Stored data:
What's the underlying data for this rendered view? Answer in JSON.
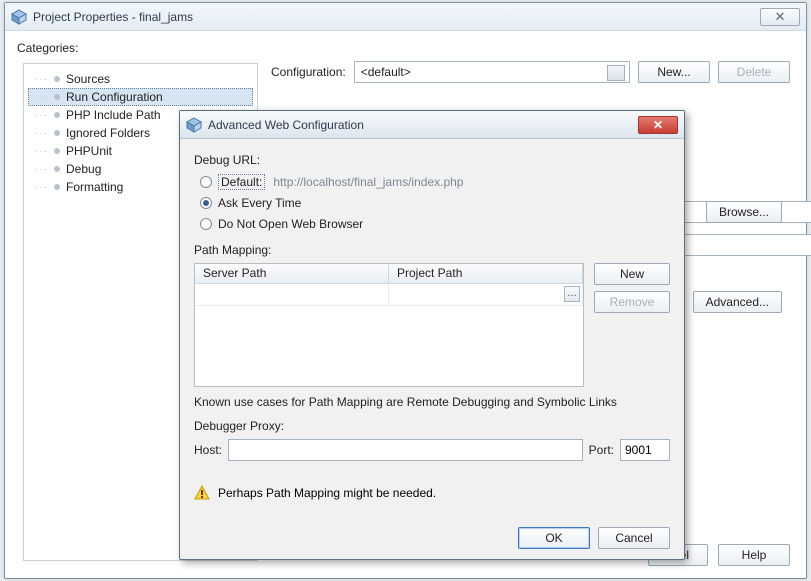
{
  "main_window": {
    "title": "Project Properties - final_jams",
    "categories_label": "Categories:",
    "categories": [
      "Sources",
      "Run Configuration",
      "PHP Include Path",
      "Ignored Folders",
      "PHPUnit",
      "Debug",
      "Formatting"
    ],
    "selected_category_index": 1,
    "configuration_label": "Configuration:",
    "configuration_value": "<default>",
    "new_btn": "New...",
    "delete_btn": "Delete",
    "browse_btn": "Browse...",
    "advanced_btn": "Advanced...",
    "help_btn": "Help"
  },
  "dialog": {
    "title": "Advanced Web Configuration",
    "debug_url_label": "Debug URL:",
    "radios": {
      "default_label": "Default:",
      "default_url": "http://localhost/final_jams/index.php",
      "ask_label": "Ask Every Time",
      "noopen_label": "Do Not Open Web Browser",
      "selected": "ask"
    },
    "path_mapping_label": "Path Mapping:",
    "table": {
      "col_server": "Server Path",
      "col_project": "Project Path",
      "new_btn": "New",
      "remove_btn": "Remove"
    },
    "known_use": "Known use cases for Path Mapping are Remote Debugging and Symbolic Links",
    "proxy_label": "Debugger Proxy:",
    "host_label": "Host:",
    "host_value": "",
    "port_label": "Port:",
    "port_value": "9001",
    "warning": "Perhaps Path Mapping might be needed.",
    "ok_btn": "OK",
    "cancel_btn": "Cancel"
  }
}
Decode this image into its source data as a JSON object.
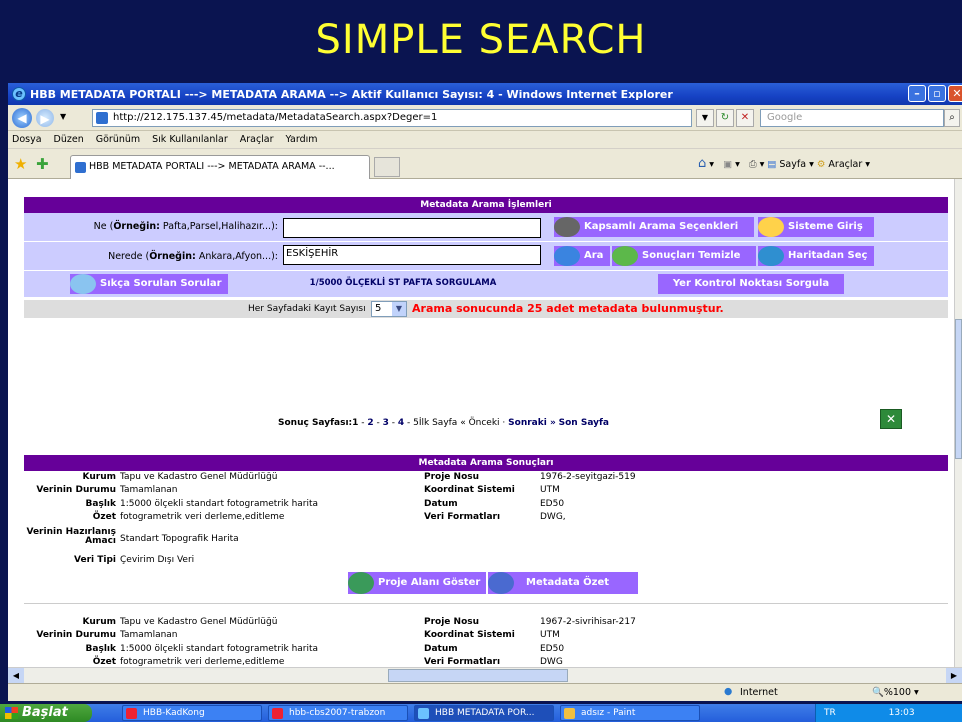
{
  "slide_title": "SIMPLE SEARCH",
  "window": {
    "title": "HBB METADATA PORTALI ---> METADATA ARAMA --> Aktif Kullanıcı Sayısı: 4 - Windows Internet Explorer",
    "address": "http://212.175.137.45/metadata/MetadataSearch.aspx?Deger=1",
    "search_placeholder": "Google",
    "menu": [
      "Dosya",
      "Düzen",
      "Görünüm",
      "Sık Kullanılanlar",
      "Araçlar",
      "Yardım"
    ],
    "tab_title": "HBB METADATA PORTALI ---> METADATA ARAMA --...",
    "cmd": {
      "page": "Sayfa",
      "tools": "Araçlar"
    }
  },
  "search": {
    "header": "Metadata Arama İşlemleri",
    "ne_label_prefix": "Ne (",
    "ne_label_bold": "Örneğin:",
    "ne_label_suffix": " Pafta,Parsel,Halihazır...):",
    "ne_value": "",
    "nerede_label_prefix": "Nerede (",
    "nerede_label_bold": "Örneğin:",
    "nerede_label_suffix": " Ankara,Afyon...):",
    "nerede_value": "ESKİŞEHİR",
    "btn_advanced": "Kapsamlı Arama Seçenkleri",
    "btn_login": "Sisteme Giriş",
    "btn_search": "Ara",
    "btn_clear": "Sonuçları Temizle",
    "btn_map": "Haritadan Seç",
    "btn_faq": "Sıkça Sorulan Sorular",
    "link_1_5000": "1/5000 ÖLÇEKLİ ST PAFTA SORGULAMA",
    "btn_gcp": "Yer Kontrol Noktası Sorgula",
    "per_page_label": "Her Sayfadaki Kayıt Sayısı",
    "per_page_value": "5",
    "result_msg": "Arama sonucunda 25 adet metadata bulunmuştur."
  },
  "pager": {
    "label": "Sonuç Sayfası:",
    "current": "1",
    "sep1": " - ",
    "p2": "2",
    "sep2": " - ",
    "p3": "3",
    "sep3": " - ",
    "p4": "4",
    "sep4": " - ",
    "p5": "5",
    "first": "İlk Sayfa",
    "prev": "« Önceki",
    "dot": " · ",
    "next": "Sonraki »",
    "last": "Son Sayfa"
  },
  "results": {
    "header": "Metadata Arama Sonuçları",
    "labels": {
      "kurum": "Kurum",
      "durum": "Verinin Durumu",
      "baslik": "Başlık",
      "ozet": "Özet",
      "amac1": "Verinin Hazırlanış",
      "amac2": "Amacı",
      "tip": "Veri Tipi",
      "proje": "Proje Nosu",
      "koord": "Koordinat Sistemi",
      "datum": "Datum",
      "format": "Veri Formatları"
    },
    "btn_area": "Proje Alanı Göster",
    "btn_summary": "Metadata Özet",
    "items": [
      {
        "kurum": "Tapu ve Kadastro Genel Müdürlüğü",
        "durum": "Tamamlanan",
        "baslik": "1:5000 ölçekli standart fotogrametrik harita",
        "ozet": "fotogrametrik veri derleme,editleme",
        "amac": "Standart Topografik Harita",
        "tip": "Çevirim Dışı Veri",
        "proje": "1976-2-seyitgazi-519",
        "koord": "UTM",
        "datum": "ED50",
        "format": "DWG,"
      },
      {
        "kurum": "Tapu ve Kadastro Genel Müdürlüğü",
        "durum": "Tamamlanan",
        "baslik": "1:5000 ölçekli standart fotogrametrik harita",
        "ozet": "fotogrametrik veri derleme,editleme",
        "proje": "1967-2-sivrihisar-217",
        "koord": "UTM",
        "datum": "ED50",
        "format": "DWG"
      }
    ]
  },
  "status": {
    "zone": "Internet",
    "zoom": "%100"
  },
  "taskbar": {
    "start": "Başlat",
    "tasks": [
      "HBB-KadKong",
      "hbb-cbs2007-trabzon",
      "HBB METADATA POR...",
      "adsız - Paint"
    ],
    "lang": "TR",
    "clock": "13:03"
  },
  "colors": {
    "slide_bg": "#0a1450",
    "slide_title": "#ffff33",
    "header_purple": "#660099",
    "row_lavender": "#ccccff",
    "button_purple": "#9966ff",
    "result_red": "#ff0000",
    "link_navy": "#000066"
  }
}
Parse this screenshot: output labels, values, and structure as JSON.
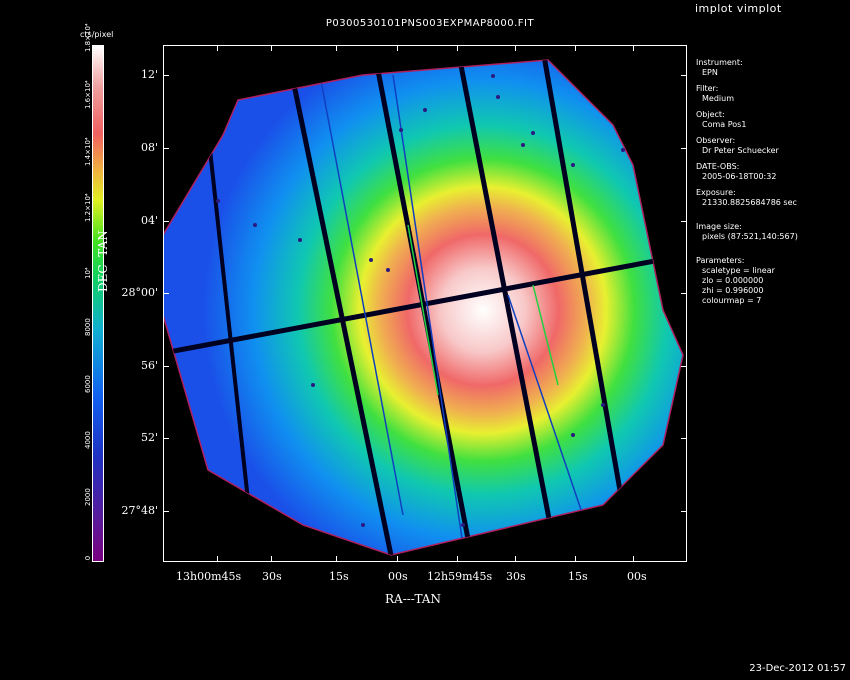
{
  "app_title": "implot vimplot",
  "plot_title": "P0300530101PNS003EXPMAP8000.FIT",
  "timestamp": "23-Dec-2012 01:57",
  "colorbar": {
    "unit": "cts/pixel",
    "ticks": [
      "0",
      "2000",
      "4000",
      "6000",
      "8000",
      "10⁴",
      "1.2×10⁴",
      "1.4×10⁴",
      "1.6×10⁴",
      "1.8×10⁴"
    ]
  },
  "axes": {
    "y_title": "DEC--TAN",
    "x_title": "RA---TAN",
    "y_ticks": [
      "12'",
      "08'",
      "04'",
      "28°00'",
      "56'",
      "52'",
      "27°48'"
    ],
    "x_ticks": [
      "13h00m45s",
      "30s",
      "15s",
      "00s",
      "12h59m45s",
      "30s",
      "15s",
      "00s"
    ]
  },
  "info": {
    "instrument_label": "Instrument:",
    "instrument": "EPN",
    "filter_label": "Filter:",
    "filter": "Medium",
    "object_label": "Object:",
    "object": "Coma Pos1",
    "observer_label": "Observer:",
    "observer": "Dr Peter Schuecker",
    "date_label": "DATE-OBS:",
    "date": "2005-06-18T00:32",
    "exposure_label": "Exposure:",
    "exposure": "21330.8825684786 sec",
    "image_size_label": "Image size:",
    "image_size": "pixels (87:521,140:567)",
    "parameters_label": "Parameters:",
    "scaletype": "scaletype = linear",
    "zlo": "zlo = 0.000000",
    "zhi": "zhi = 0.996000",
    "colourmap": "colourmap = 7"
  },
  "colors": {
    "background": "#000000",
    "edge": "#20a0ff",
    "center": "#ffffff"
  }
}
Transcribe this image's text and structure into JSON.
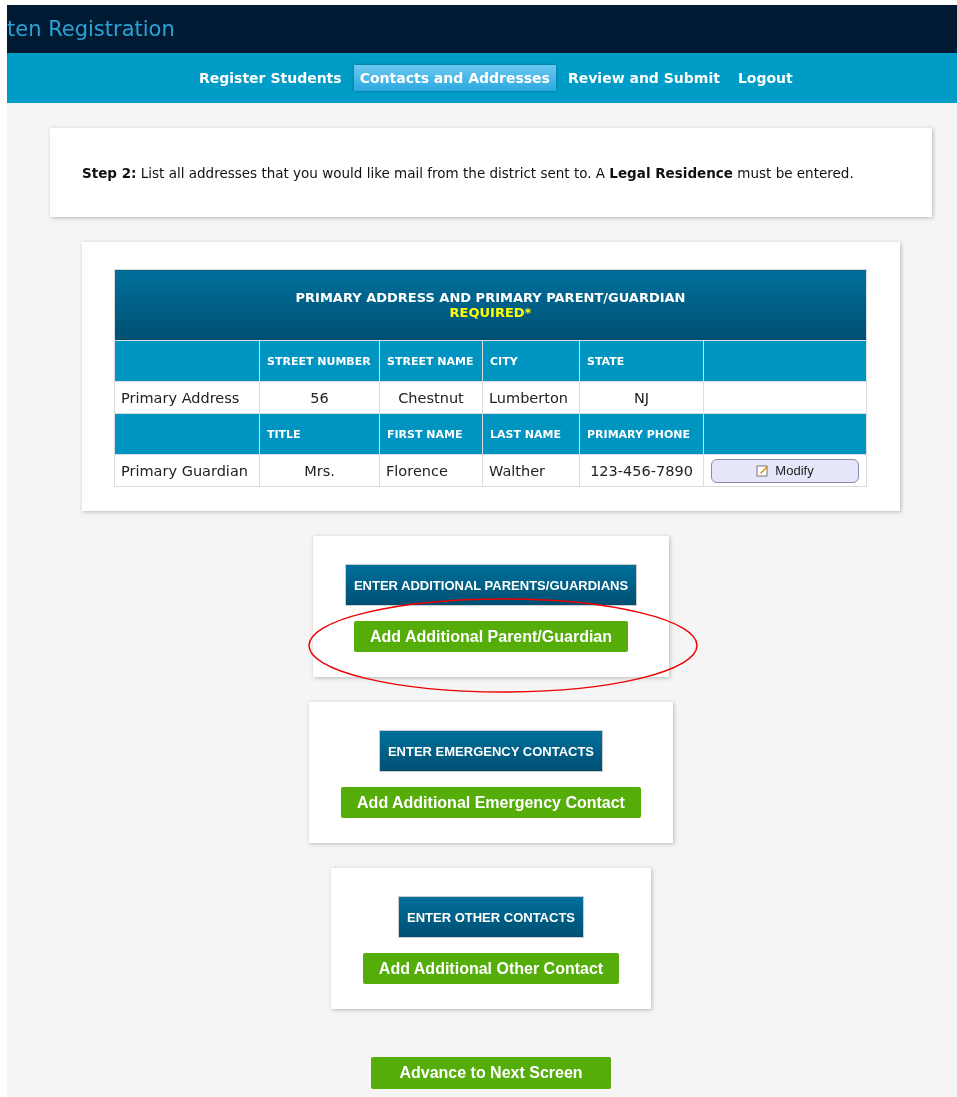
{
  "app_title": "ten Registration",
  "nav": [
    {
      "label": "Register Students",
      "selected": false
    },
    {
      "label": "Contacts and Addresses",
      "selected": true
    },
    {
      "label": "Review and Submit",
      "selected": false
    },
    {
      "label": "Logout",
      "selected": false
    }
  ],
  "instructions": "**Step 2:**  List all addresses that you would like mail from the district sent to. A **Legal Residence** must be entered.",
  "primary_table": {
    "title": "PRIMARY ADDRESS AND PRIMARY PARENT/GUARDIAN",
    "required": "REQUIRED*",
    "groups": [
      {
        "columns": [
          "STREET NUMBER",
          "STREET NAME",
          "CITY",
          "STATE"
        ],
        "row": {
          "label": "Primary Address",
          "cells": [
            "56",
            "Chestnut",
            "Lumberton",
            "NJ"
          ]
        }
      },
      {
        "columns": [
          "TITLE",
          "FIRST NAME",
          "LAST NAME",
          "PRIMARY PHONE"
        ],
        "row": {
          "label": "Primary Guardian",
          "cells": [
            "Mrs.",
            "Florence",
            "Walther",
            "123-456-7890"
          ],
          "action": "Modify"
        }
      }
    ]
  },
  "sections": [
    {
      "heading": "ENTER ADDITIONAL PARENTS/GUARDIANS",
      "button": "Add Additional Parent/Guardian",
      "circled": true
    },
    {
      "heading": "ENTER EMERGENCY CONTACTS",
      "button": "Add Additional Emergency Contact",
      "circled": false
    },
    {
      "heading": "ENTER OTHER CONTACTS",
      "button": "Add Additional Other Contact",
      "circled": false
    }
  ],
  "advance_button": "Advance to Next Screen"
}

» PROBLEM TO SOLVE
Of the lines in the material, how many include "into"? Respond with the number alone.

» SOLVED PROBLEM
2